Given records ->

#####

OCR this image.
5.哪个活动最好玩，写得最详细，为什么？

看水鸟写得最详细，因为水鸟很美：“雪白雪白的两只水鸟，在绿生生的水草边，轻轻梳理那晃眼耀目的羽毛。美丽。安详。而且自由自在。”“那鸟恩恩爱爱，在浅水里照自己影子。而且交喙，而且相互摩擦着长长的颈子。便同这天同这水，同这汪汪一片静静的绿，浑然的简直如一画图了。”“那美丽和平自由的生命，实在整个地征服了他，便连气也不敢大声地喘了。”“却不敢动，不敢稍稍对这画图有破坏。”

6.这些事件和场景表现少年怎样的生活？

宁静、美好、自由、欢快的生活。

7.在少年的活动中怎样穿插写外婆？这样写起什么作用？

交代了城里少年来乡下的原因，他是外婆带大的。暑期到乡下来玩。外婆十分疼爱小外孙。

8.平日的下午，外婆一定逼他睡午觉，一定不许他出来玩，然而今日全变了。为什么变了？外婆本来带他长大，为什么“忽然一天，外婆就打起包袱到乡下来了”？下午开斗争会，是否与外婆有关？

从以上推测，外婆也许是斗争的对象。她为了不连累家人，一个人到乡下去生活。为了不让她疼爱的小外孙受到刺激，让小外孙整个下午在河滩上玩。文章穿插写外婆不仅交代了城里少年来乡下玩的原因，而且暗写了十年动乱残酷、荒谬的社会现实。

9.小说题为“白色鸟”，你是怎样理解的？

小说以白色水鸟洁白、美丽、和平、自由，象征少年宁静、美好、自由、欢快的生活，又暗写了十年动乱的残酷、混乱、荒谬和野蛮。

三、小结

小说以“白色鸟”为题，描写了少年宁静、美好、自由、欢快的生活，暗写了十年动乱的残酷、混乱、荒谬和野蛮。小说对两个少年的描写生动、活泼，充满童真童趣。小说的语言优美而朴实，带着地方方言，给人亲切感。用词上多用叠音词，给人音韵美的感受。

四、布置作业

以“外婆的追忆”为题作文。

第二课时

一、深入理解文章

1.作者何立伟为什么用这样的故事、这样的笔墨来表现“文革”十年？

#####

Retype each record exactly, leaving nothing out.

Answer below ->
OCR this image.
5.哪个活动最好玩，写得最详细，为什么？

看水鸟写得最详细，因为水鸟很美：“雪白雪白的两只水鸟，在绿生生的水草边，轻轻梳理那晃眼耀目的羽毛。美丽。安详。而且自由自在。”“那鸟恩恩爱爱，在浅水里照自己影子。而且交喙，而且相互摩擦着长长的颈子。便同这天同这水，同这汪汪一片静静的绿，浑然的简直如一画图了。”“那美丽和平自由的生命，实在整个地征服了他，便连气也不敢大声地喘了。”“却不敢动，不敢稍稍对这画图有破坏。”

6.这些事件和场景表现少年怎样的生活？

宁静、美好、自由、欢快的生活。

7.在少年的活动中怎样穿插写外婆？这样写起什么作用？

交代了城里少年来乡下的原因，他是外婆带大的。暑期到乡下来玩。外婆十分疼爱小外孙。

8.平日的下午，外婆一定逼他睡午觉，一定不许他出来玩，然而今日全变了。为什么变了？外婆本来带他长大，为什么“忽然一天，外婆就打起包袱到乡下来了”？下午开斗争会，是否与外婆有关？

从以上推测，外婆也许是斗争的对象。她为了不连累家人，一个人到乡下去生活。为了不让她疼爱的小外孙受到刺激，让小外孙整个下午在河滩上玩。文章穿插写外婆不仅交代了城里少年来乡下玩的原因，而且暗写了十年动乱残酷、荒谬的社会现实。

9.小说题为“白色鸟”，你是怎样理解的？

小说以白色水鸟洁白、美丽、和平、自由，象征少年宁静、美好、自由、欢快的生活，又暗写了十年动乱的残酷、混乱、荒谬和野蛮。

三、小结

小说以“白色鸟”为题，描写了少年宁静、美好、自由、欢快的生活，暗写了十年动乱的残酷、混乱、荒谬和野蛮。小说对两个少年的描写生动、活泼，充满童真童趣。小说的语言优美而朴实，带着地方方言，给人亲切感。用词上多用叠音词，给人音韵美的感受。

四、布置作业

以“外婆的追忆”为题作文。

第二课时

一、深入理解文章

1.作者何立伟为什么用这样的故事、这样的笔墨来表现“文革”十年？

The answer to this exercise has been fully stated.